Of the lines below, count those containing the word "sätt". Reply with the number alone.

- _Figure collection entries_:
==============================

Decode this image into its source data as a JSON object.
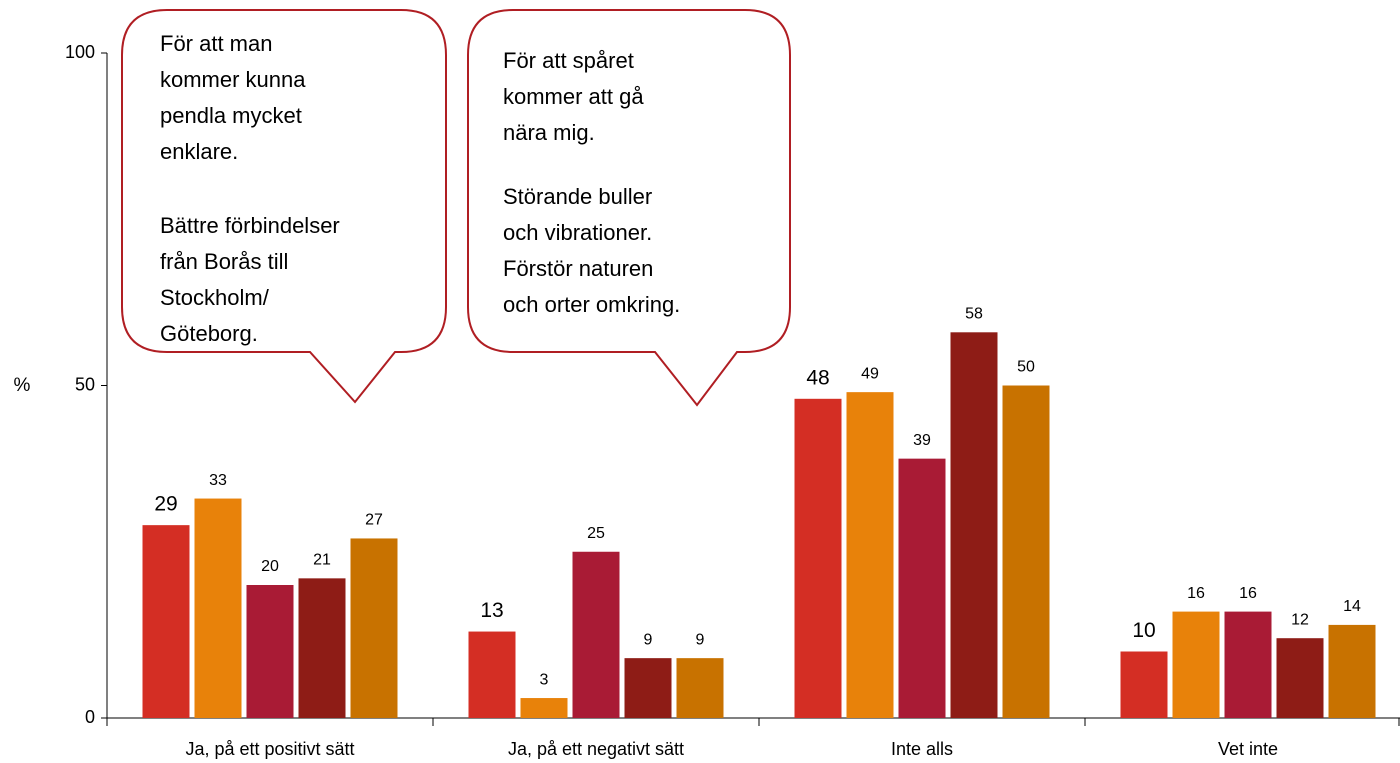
{
  "chart_data": {
    "type": "bar",
    "categories": [
      "Ja, på ett positivt sätt",
      "Ja, på ett negativt sätt",
      "Inte alls",
      "Vet inte"
    ],
    "series": [
      {
        "color": "#d42e24",
        "values": [
          29,
          13,
          48,
          10
        ]
      },
      {
        "color": "#e8820a",
        "values": [
          33,
          3,
          49,
          16
        ]
      },
      {
        "color": "#a91b35",
        "values": [
          20,
          25,
          39,
          16
        ]
      },
      {
        "color": "#8e1c16",
        "values": [
          21,
          9,
          58,
          12
        ]
      },
      {
        "color": "#c87200",
        "values": [
          27,
          9,
          50,
          14
        ]
      }
    ],
    "ylabel": "%",
    "ylim": [
      0,
      100
    ],
    "yticks": [
      0,
      50,
      100
    ],
    "annotations": [
      {
        "paragraphs": [
          [
            "För att man",
            "kommer kunna",
            "pendla mycket",
            "enklare."
          ],
          [
            "Bättre förbindelser",
            "från Borås till",
            "Stockholm/",
            "Göteborg."
          ]
        ]
      },
      {
        "paragraphs": [
          [
            "För att spåret",
            "kommer att gå",
            "nära mig."
          ],
          [
            "Störande buller",
            "och vibrationer.",
            "Förstör naturen",
            "och orter omkring."
          ]
        ]
      }
    ]
  }
}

==============================

- _Complete output_: 2